If a line below contains the string "such", return that line.
┌─ Data
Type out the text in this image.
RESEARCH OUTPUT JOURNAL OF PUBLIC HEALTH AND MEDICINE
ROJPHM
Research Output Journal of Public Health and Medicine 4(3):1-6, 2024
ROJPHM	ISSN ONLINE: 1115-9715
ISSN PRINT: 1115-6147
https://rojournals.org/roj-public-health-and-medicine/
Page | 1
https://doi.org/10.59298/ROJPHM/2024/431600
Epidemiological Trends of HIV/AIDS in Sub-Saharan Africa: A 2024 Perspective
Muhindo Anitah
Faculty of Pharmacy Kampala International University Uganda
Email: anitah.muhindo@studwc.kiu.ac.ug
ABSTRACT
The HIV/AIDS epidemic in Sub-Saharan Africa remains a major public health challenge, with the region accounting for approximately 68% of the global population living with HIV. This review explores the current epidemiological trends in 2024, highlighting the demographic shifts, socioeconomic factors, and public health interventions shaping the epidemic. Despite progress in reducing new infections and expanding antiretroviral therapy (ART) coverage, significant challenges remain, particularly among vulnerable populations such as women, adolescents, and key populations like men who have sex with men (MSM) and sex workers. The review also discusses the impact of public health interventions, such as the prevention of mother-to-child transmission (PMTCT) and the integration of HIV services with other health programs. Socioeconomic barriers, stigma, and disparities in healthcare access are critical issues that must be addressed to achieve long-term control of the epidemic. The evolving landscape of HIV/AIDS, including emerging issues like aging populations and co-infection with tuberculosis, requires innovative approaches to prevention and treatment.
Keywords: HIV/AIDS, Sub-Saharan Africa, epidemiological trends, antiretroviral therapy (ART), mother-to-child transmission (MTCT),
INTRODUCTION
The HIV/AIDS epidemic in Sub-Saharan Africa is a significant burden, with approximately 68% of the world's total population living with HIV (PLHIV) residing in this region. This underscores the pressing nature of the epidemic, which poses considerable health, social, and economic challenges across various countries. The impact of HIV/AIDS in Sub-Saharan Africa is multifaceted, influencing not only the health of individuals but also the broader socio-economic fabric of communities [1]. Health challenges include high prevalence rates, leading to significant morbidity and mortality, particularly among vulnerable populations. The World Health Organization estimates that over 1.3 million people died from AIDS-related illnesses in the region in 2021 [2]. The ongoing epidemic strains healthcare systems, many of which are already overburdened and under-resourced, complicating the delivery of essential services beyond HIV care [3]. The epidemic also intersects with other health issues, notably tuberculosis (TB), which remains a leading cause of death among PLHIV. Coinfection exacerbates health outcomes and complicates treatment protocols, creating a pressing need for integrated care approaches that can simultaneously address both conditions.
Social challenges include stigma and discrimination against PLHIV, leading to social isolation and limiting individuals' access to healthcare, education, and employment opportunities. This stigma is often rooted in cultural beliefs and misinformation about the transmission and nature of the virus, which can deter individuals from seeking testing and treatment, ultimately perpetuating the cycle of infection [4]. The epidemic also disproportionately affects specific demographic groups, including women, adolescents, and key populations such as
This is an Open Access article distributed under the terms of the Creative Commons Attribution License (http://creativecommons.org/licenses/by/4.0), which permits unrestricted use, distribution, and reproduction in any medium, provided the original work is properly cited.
└─
(Solution for this problem):
The HIV/AIDS epidemic in Sub-Saharan Africa remains a major public health challenge, with the region accounting for approximately 68% of the global population living with HIV. This review explores the current epidemiological trends in 2024, highlighting the demographic shifts, socioeconomic factors, and public health interventions shaping the epidemic. Despite progress in reducing new infections and expanding antiretroviral therapy (ART) coverage, significant challenges remain, particularly among vulnerable populations such as women, adolescents, and key populations like men who have sex with men (MSM) and sex workers. The review also discusses the impact of public health interventions, such as the prevention of mother-to-child transmission (PMTCT) and the integration of HIV services with other health programs. Socioeconomic barriers, stigma, and disparities in healthcare access are critical issues that must be addressed to achieve long-term control of the epidemic. The evolving landscape of HIV/AIDS, including emerging issues like aging populations and co-infection with tuberculosis, requires innovative approaches to prevention and treatment.
Social challenges include stigma and discrimination against PLHIV, leading to social isolation and limiting individuals' access to healthcare, education, and employment opportunities. This stigma is often rooted in cultural beliefs and misinformation about the transmission and nature of the virus, which can deter individuals from seeking testing and treatment, ultimately perpetuating the cycle of infection [4]. The epidemic also disproportionately affects specific demographic groups, including women, adolescents, and key populations such as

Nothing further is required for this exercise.